**Exercise description:**
Set down the full listing exactly as given. Any pictures are to be left out.

-- START Records to use --

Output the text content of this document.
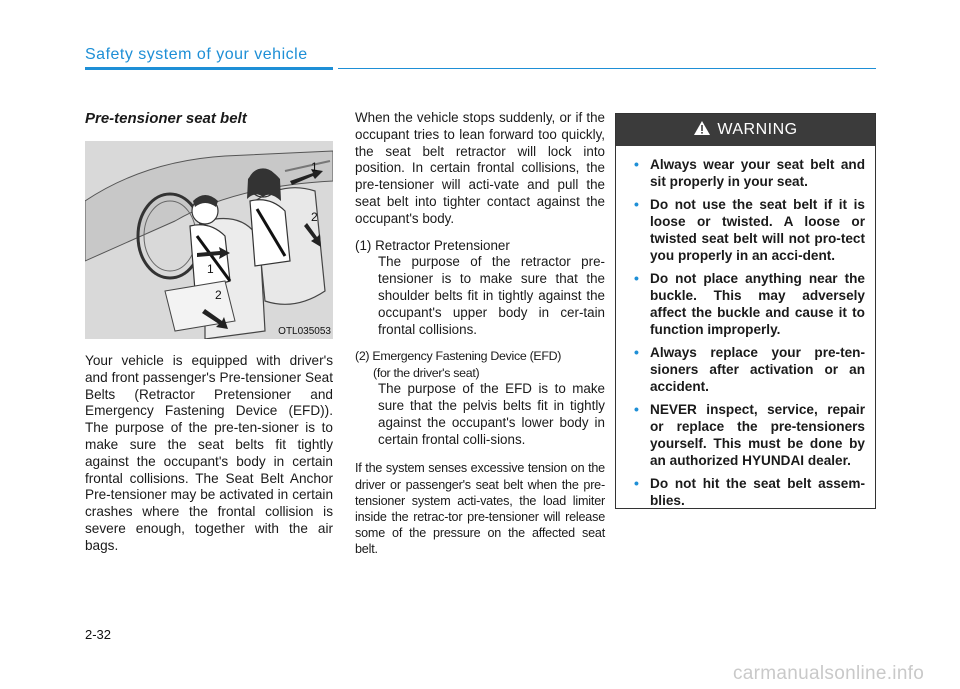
Safety system of your vehicle
Pre-tensioner seat belt
1
2
1
2
OTL035053

Your vehicle is equipped with driver's and front passenger's Pre-tensioner Seat Belts (Retractor Pretensioner and Emergency Fastening Device (EFD)). The purpose of the pre-ten-sioner is to make sure the seat belts fit tightly against the occupant's body in certain frontal collisions. The Seat Belt Anchor Pre-tensioner may be activated in certain crashes where the frontal collision is severe enough, together with the air bags.

When the vehicle stops suddenly, or if the occupant tries to lean forward too quickly, the seat belt retractor will lock into position. In certain frontal collisions, the pre-tensioner will acti-vate and pull the seat belt into tighter contact against the occupant's body.

(1) Retractor Pretensioner

The purpose of the retractor pre-tensioner is to make sure that the shoulder belts fit in tightly against the occupant's upper body in cer-tain frontal collisions.

(2) Emergency Fastening Device (EFD)
(for the driver's seat)

The purpose of the EFD is to make sure that the pelvis belts fit in tightly against the occupant's lower body in certain frontal colli-sions.

If the system senses excessive tension on the driver or passenger's seat belt when the pre-tensioner system acti-vates, the load limiter inside the retrac-tor pre-tensioner will release some of the pressure on the affected seat belt.

WARNING
• Always wear your seat belt and sit properly in your seat.
• Do not use the seat belt if it is loose or twisted. A loose or twisted seat belt will not pro-tect you properly in an acci-dent.
• Do not place anything near the buckle. This may adversely affect the buckle and cause it to function improperly.
• Always replace your pre-ten-sioners after activation or an accident.
• NEVER inspect, service, repair or replace the pre-tensioners yourself. This must be done by an authorized HYUNDAI dealer.
• Do not hit the seat belt assem-blies.
2-32
carmanualsonline.info
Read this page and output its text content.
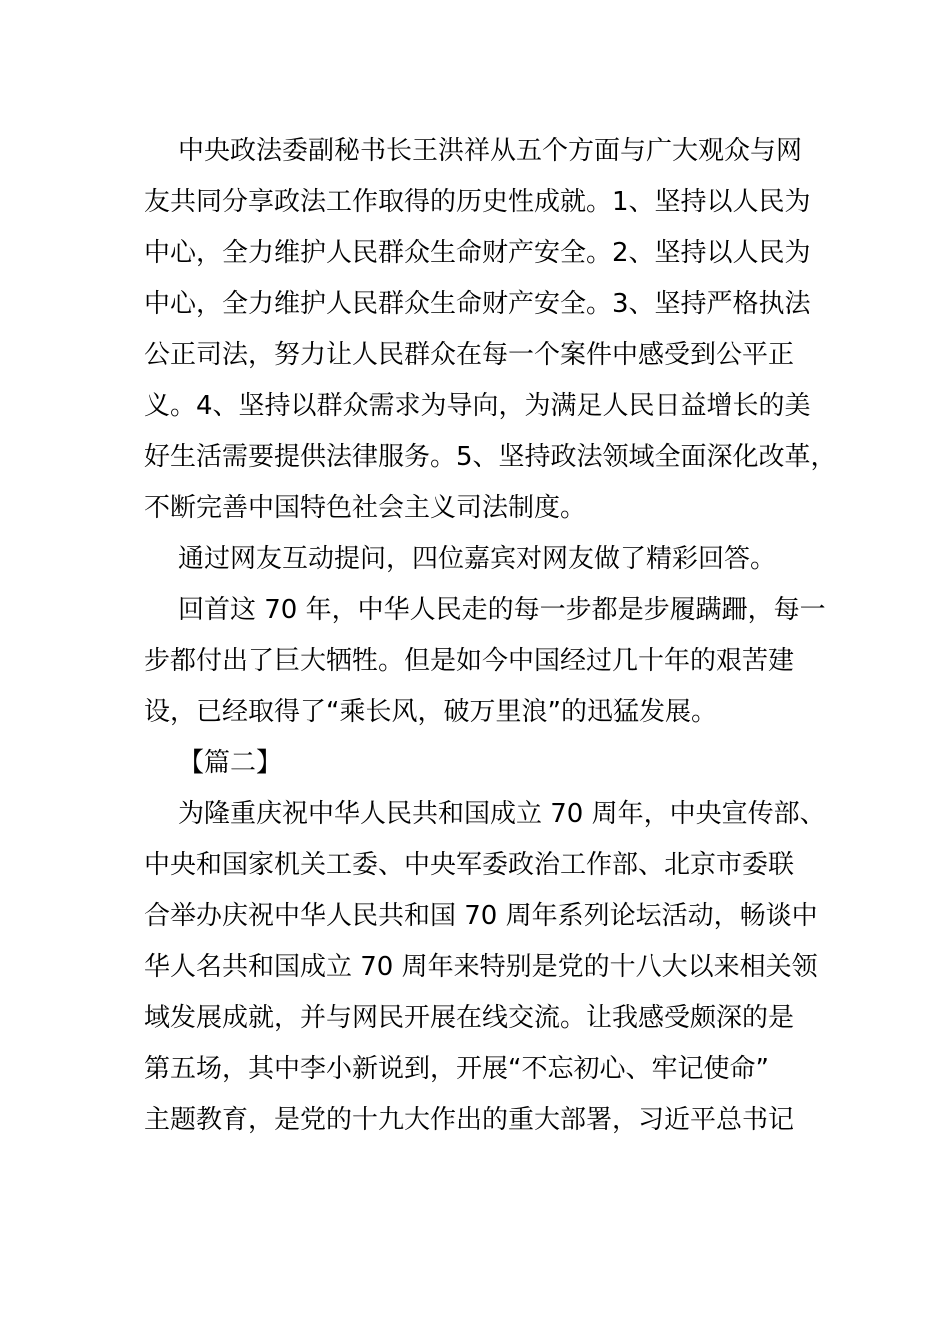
中央政法委副秘书长王洪祥从五个方面与广大观众与网
友共同分享政法工作取得的历史性成就。1、坚持以人民为
中心，全力维护人民群众生命财产安全。2、坚持以人民为
中心，全力维护人民群众生命财产安全。3、坚持严格执法
公正司法，努力让人民群众在每一个案件中感受到公平正
义。4、坚持以群众需求为导向，为满足人民日益增长的美
好生活需要提供法律服务。5、坚持政法领域全面深化改革，
不断完善中国特色社会主义司法制度。
通过网友互动提问，四位嘉宾对网友做了精彩回答。
回首这 70 年，中华人民走的每一步都是步履蹒跚，每一
步都付出了巨大牺牲。但是如今中国经过几十年的艰苦建
设，已经取得了“乘长风，破万里浪”的迅猛发展。
【篇二】
为隆重庆祝中华人民共和国成立 70 周年，中央宣传部、
中央和国家机关工委、中央军委政治工作部、北京市委联
合举办庆祝中华人民共和国 70 周年系列论坛活动，畅谈中
华人名共和国成立 70 周年来特别是党的十八大以来相关领
域发展成就，并与网民开展在线交流。让我感受颇深的是
第五场，其中李小新说到，开展“不忘初心、牢记使命”
主题教育，是党的十九大作出的重大部署，习近平总书记
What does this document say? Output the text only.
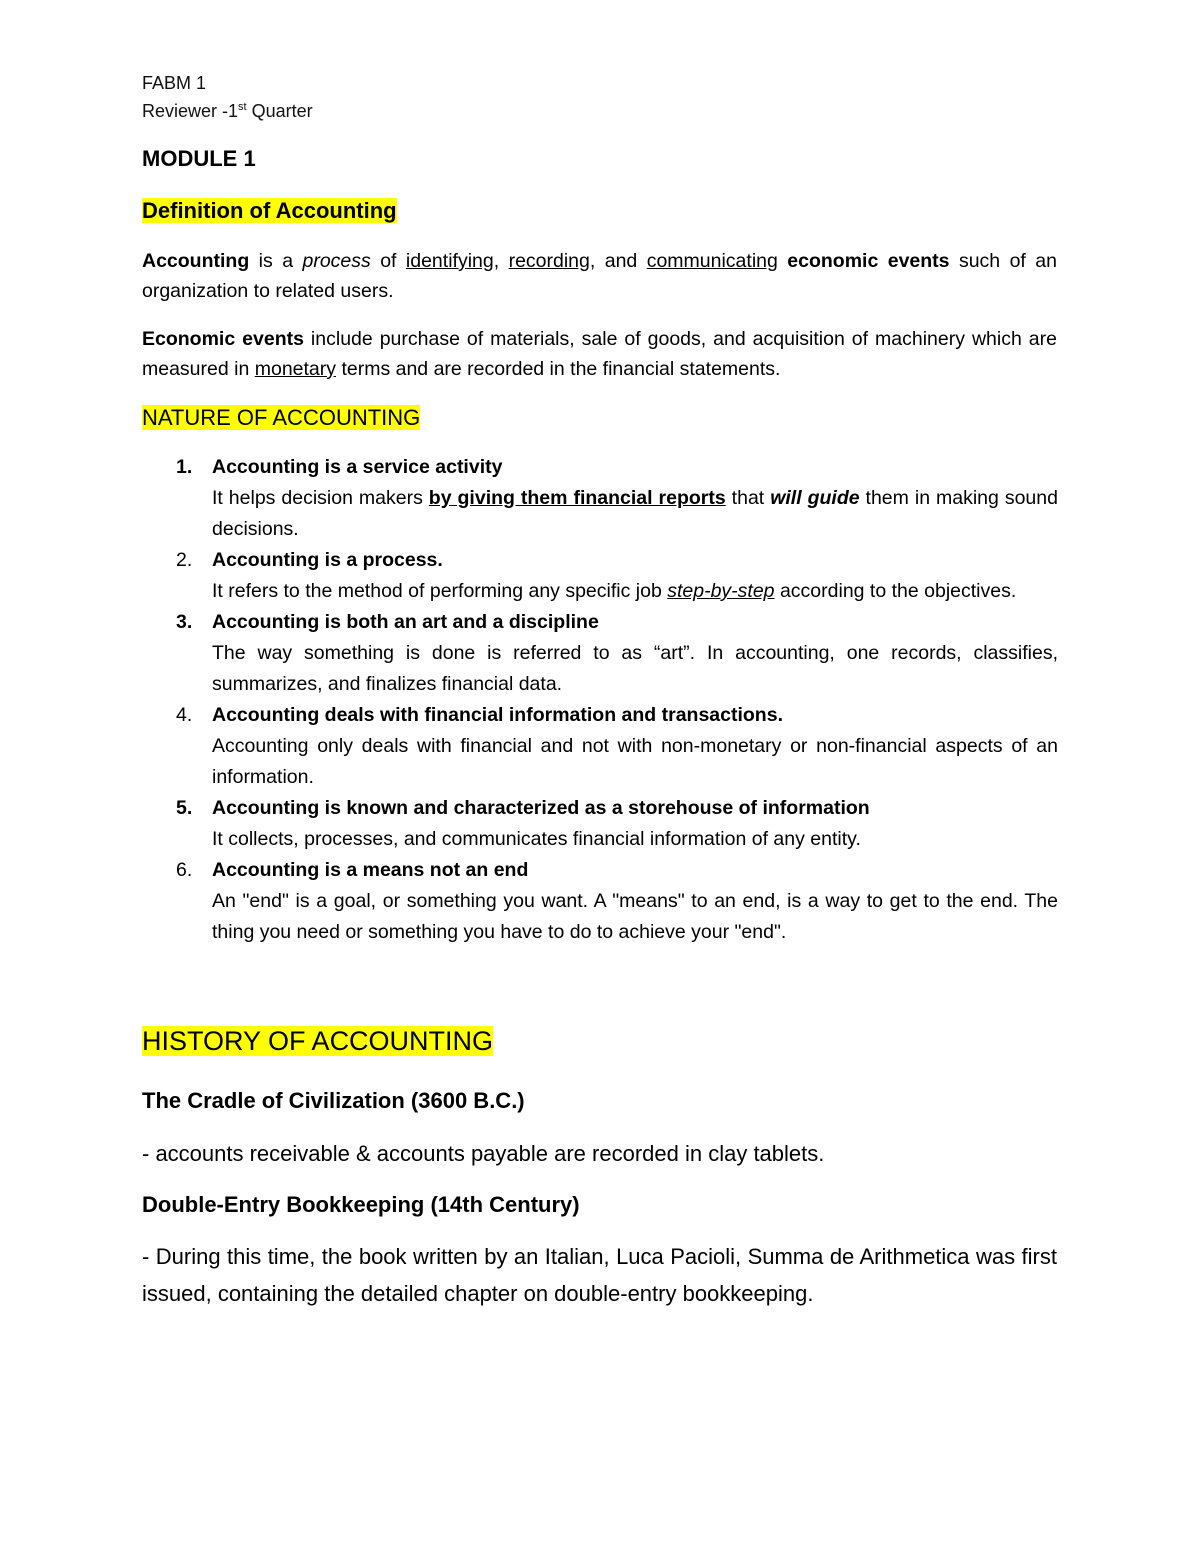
FABM 1
Reviewer -1st Quarter
MODULE 1
Definition of Accounting
Accounting is a process of identifying, recording, and communicating economic events such of an organization to related users.
Economic events include purchase of materials, sale of goods, and acquisition of machinery which are measured in monetary terms and are recorded in the financial statements.
NATURE OF ACCOUNTING
1. Accounting is a service activity
It helps decision makers by giving them financial reports that will guide them in making sound decisions.
2. Accounting is a process.
It refers to the method of performing any specific job step-by-step according to the objectives.
3. Accounting is both an art and a discipline
The way something is done is referred to as “art”. In accounting, one records, classifies, summarizes, and finalizes financial data.
4. Accounting deals with financial information and transactions.
Accounting only deals with financial and not with non-monetary or non-financial aspects of an information.
5. Accounting is known and characterized as a storehouse of information
It collects, processes, and communicates financial information of any entity.
6. Accounting is a means not an end
An "end" is a goal, or something you want. A "means" to an end, is a way to get to the end. The thing you need or something you have to do to achieve your "end".
HISTORY OF ACCOUNTING
The Cradle of Civilization (3600 B.C.)
- accounts receivable & accounts payable are recorded in clay tablets.
Double-Entry Bookkeeping (14th Century)
- During this time, the book written by an Italian, Luca Pacioli, Summa de Arithmetica was first issued, containing the detailed chapter on double-entry bookkeeping.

-- END Records to use --

**Solved exercise:**
Output the text content of this document.
Safety system of your vehicle
Pre-tensioner seat belt
1
2
1
2
OTL035053

Your vehicle is equipped with driver's and front passenger's Pre-tensioner Seat Belts (Retractor Pretensioner and Emergency Fastening Device (EFD)). The purpose of the pre-ten-sioner is to make sure the seat belts fit tightly against the occupant's body in certain frontal collisions. The Seat Belt Anchor Pre-tensioner may be activated in certain crashes where the frontal collision is severe enough, together with the air bags.

When the vehicle stops suddenly, or if the occupant tries to lean forward too quickly, the seat belt retractor will lock into position. In certain frontal collisions, the pre-tensioner will acti-vate and pull the seat belt into tighter contact against the occupant's body.

(1) Retractor Pretensioner

The purpose of the retractor pre-tensioner is to make sure that the shoulder belts fit in tightly against the occupant's upper body in cer-tain frontal collisions.

(2) Emergency Fastening Device (EFD)
(for the driver's seat)

The purpose of the EFD is to make sure that the pelvis belts fit in tightly against the occupant's lower body in certain frontal colli-sions.

If the system senses excessive tension on the driver or passenger's seat belt when the pre-tensioner system acti-vates, the load limiter inside the retrac-tor pre-tensioner will release some of the pressure on the affected seat belt.

WARNING
• Always wear your seat belt and sit properly in your seat.
• Do not use the seat belt if it is loose or twisted. A loose or twisted seat belt will not pro-tect you properly in an acci-dent.
• Do not place anything near the buckle. This may adversely affect the buckle and cause it to function improperly.
• Always replace your pre-ten-sioners after activation or an accident.
• NEVER inspect, service, repair or replace the pre-tensioners yourself. This must be done by an authorized HYUNDAI dealer.
• Do not hit the seat belt assem-blies.
2-32
carmanualsonline.info
Read this page and output its text content.
中央政法委副秘书长王洪祥从五个方面与广大观众与网
友共同分享政法工作取得的历史性成就。1、坚持以人民为
中心，全力维护人民群众生命财产安全。2、坚持以人民为
中心，全力维护人民群众生命财产安全。3、坚持严格执法
公正司法，努力让人民群众在每一个案件中感受到公平正
义。4、坚持以群众需求为导向，为满足人民日益增长的美
好生活需要提供法律服务。5、坚持政法领域全面深化改革，
不断完善中国特色社会主义司法制度。
通过网友互动提问，四位嘉宾对网友做了精彩回答。
回首这 70 年，中华人民走的每一步都是步履蹒跚，每一
步都付出了巨大牺牲。但是如今中国经过几十年的艰苦建
设，已经取得了“乘长风，破万里浪”的迅猛发展。
【篇二】
为隆重庆祝中华人民共和国成立 70 周年，中央宣传部、
中央和国家机关工委、中央军委政治工作部、北京市委联
合举办庆祝中华人民共和国 70 周年系列论坛活动，畅谈中
华人名共和国成立 70 周年来特别是党的十八大以来相关领
域发展成就，并与网民开展在线交流。让我感受颇深的是
第五场，其中李小新说到，开展“不忘初心、牢记使命”
主题教育，是党的十九大作出的重大部署，习近平总书记
What does this document say? Output the text only.
FABM 1
Reviewer -1st Quarter
MODULE 1
Definition of Accounting
Accounting is a process of identifying, recording, and communicating economic events such of an organization to related users.
Economic events include purchase of materials, sale of goods, and acquisition of machinery which are measured in monetary terms and are recorded in the financial statements.
NATURE OF ACCOUNTING
1. Accounting is a service activity
It helps decision makers by giving them financial reports that will guide them in making sound decisions.
2. Accounting is a process.
It refers to the method of performing any specific job step-by-step according to the objectives.
3. Accounting is both an art and a discipline
The way something is done is referred to as “art”. In accounting, one records, classifies, summarizes, and finalizes financial data.
4. Accounting deals with financial information and transactions.
Accounting only deals with financial and not with non-monetary or non-financial aspects of an information.
5. Accounting is known and characterized as a storehouse of information
It collects, processes, and communicates financial information of any entity.
6. Accounting is a means not an end
An "end" is a goal, or something you want. A "means" to an end, is a way to get to the end. The thing you need or something you have to do to achieve your "end".
HISTORY OF ACCOUNTING
The Cradle of Civilization (3600 B.C.)
- accounts receivable & accounts payable are recorded in clay tablets.
Double-Entry Bookkeeping (14th Century)
- During this time, the book written by an Italian, Luca Pacioli, Summa de Arithmetica was first issued, containing the detailed chapter on double-entry bookkeeping.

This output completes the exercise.